- Exercise:
Rewrite the lines from the one containing "Detect and localize" through the one containing "legend-label: fer-5/GFP [404, 376, 457, 390]", replacing each "significance-letter" with "sig-letter" and leaving everything else as it is. Return only those lines.

- Recorded data:
════

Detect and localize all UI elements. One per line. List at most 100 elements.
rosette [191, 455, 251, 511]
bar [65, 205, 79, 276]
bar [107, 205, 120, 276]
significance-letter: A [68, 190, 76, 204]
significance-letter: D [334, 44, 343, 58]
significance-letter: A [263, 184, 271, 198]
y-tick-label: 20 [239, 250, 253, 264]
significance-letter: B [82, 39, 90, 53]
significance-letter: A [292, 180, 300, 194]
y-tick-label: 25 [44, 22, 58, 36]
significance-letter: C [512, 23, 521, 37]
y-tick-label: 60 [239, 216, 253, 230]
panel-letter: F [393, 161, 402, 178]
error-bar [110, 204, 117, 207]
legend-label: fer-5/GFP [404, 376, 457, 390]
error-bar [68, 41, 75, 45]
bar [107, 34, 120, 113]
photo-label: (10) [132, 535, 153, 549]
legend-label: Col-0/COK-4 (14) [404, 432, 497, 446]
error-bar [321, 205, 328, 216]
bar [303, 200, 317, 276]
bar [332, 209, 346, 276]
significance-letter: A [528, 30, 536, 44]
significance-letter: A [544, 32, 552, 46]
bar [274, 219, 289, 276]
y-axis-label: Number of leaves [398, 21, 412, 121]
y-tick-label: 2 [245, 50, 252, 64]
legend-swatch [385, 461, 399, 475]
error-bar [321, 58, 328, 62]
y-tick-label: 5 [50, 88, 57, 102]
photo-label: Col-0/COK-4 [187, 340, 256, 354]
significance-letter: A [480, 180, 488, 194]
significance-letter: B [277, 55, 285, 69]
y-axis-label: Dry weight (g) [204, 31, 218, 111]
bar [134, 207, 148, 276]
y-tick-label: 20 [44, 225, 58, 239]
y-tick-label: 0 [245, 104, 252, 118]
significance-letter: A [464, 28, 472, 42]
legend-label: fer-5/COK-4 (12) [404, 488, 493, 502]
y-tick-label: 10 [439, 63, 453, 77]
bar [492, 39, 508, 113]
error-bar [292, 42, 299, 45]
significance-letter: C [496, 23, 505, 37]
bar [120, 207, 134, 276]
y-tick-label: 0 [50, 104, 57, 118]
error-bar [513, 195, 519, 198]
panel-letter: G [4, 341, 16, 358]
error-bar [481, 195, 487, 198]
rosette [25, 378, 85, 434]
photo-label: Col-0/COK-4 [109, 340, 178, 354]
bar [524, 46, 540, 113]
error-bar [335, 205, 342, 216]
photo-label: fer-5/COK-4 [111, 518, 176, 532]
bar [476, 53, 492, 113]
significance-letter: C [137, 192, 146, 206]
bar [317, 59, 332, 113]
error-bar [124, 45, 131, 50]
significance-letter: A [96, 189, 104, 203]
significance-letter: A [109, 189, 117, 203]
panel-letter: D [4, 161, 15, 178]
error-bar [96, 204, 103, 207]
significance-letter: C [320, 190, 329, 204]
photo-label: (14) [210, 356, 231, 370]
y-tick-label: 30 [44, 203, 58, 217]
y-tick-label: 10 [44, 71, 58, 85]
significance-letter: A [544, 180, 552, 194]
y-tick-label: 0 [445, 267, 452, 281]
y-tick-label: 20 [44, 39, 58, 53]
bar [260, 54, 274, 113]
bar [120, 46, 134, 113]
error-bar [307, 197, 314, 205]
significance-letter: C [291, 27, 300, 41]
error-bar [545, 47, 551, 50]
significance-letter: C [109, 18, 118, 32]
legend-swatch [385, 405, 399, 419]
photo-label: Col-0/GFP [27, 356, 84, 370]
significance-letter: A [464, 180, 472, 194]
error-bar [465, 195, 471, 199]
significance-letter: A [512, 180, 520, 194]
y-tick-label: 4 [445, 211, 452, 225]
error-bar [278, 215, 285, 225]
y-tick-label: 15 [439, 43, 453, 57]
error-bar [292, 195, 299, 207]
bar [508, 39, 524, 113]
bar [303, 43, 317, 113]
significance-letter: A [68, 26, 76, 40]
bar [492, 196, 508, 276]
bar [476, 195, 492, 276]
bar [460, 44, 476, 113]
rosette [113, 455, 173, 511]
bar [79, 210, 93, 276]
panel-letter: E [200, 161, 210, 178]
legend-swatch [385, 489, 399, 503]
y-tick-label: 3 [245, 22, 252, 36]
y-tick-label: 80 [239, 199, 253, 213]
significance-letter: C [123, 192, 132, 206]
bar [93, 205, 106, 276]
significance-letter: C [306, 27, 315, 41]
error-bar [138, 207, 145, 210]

════

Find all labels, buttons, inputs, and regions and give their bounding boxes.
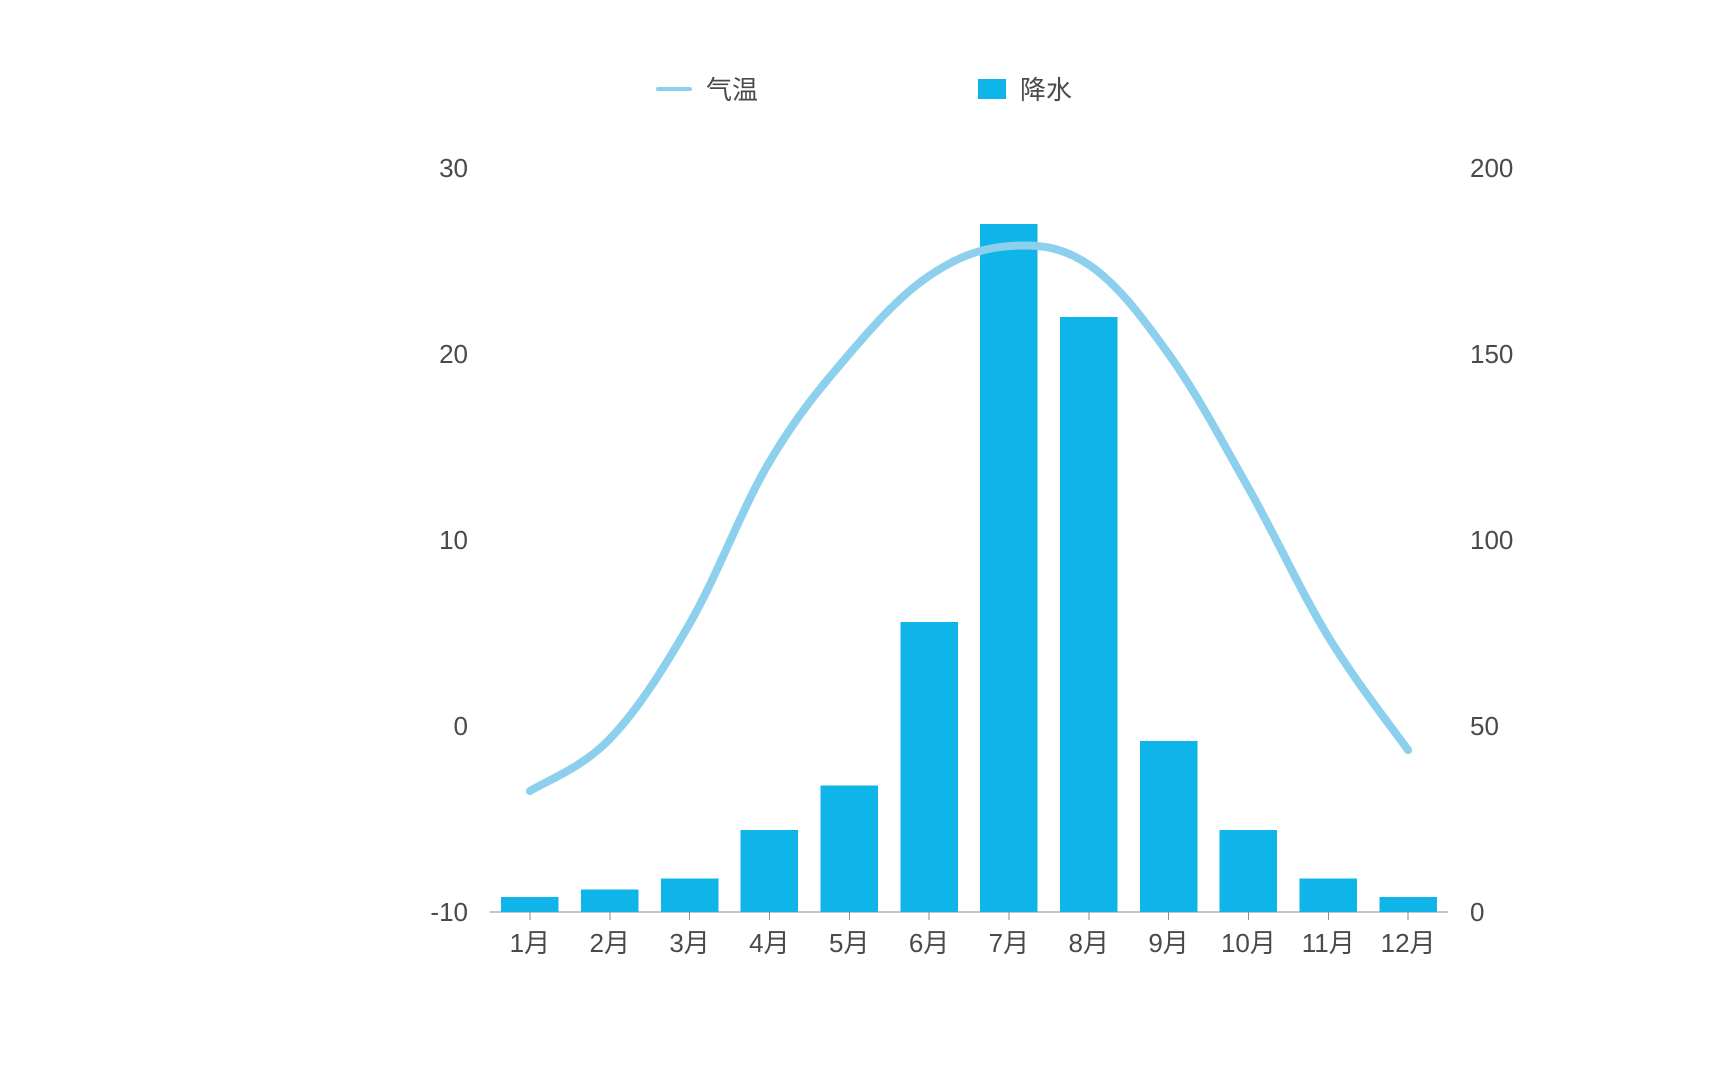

════

- Response to the exercise:
Detect and localize all UI elements. One per line. List at most 100 elements.
rosette [191, 455, 251, 511]
bar [65, 205, 79, 276]
bar [107, 205, 120, 276]
sig-letter: A [68, 190, 76, 204]
sig-letter: D [334, 44, 343, 58]
sig-letter: A [263, 184, 271, 198]
y-tick-label: 20 [239, 250, 253, 264]
sig-letter: B [82, 39, 90, 53]
sig-letter: A [292, 180, 300, 194]
y-tick-label: 25 [44, 22, 58, 36]
sig-letter: C [512, 23, 521, 37]
y-tick-label: 60 [239, 216, 253, 230]
panel-letter: F [393, 161, 402, 178]
error-bar [110, 204, 117, 207]
legend-label: fer-5/GFP [404, 376, 457, 390]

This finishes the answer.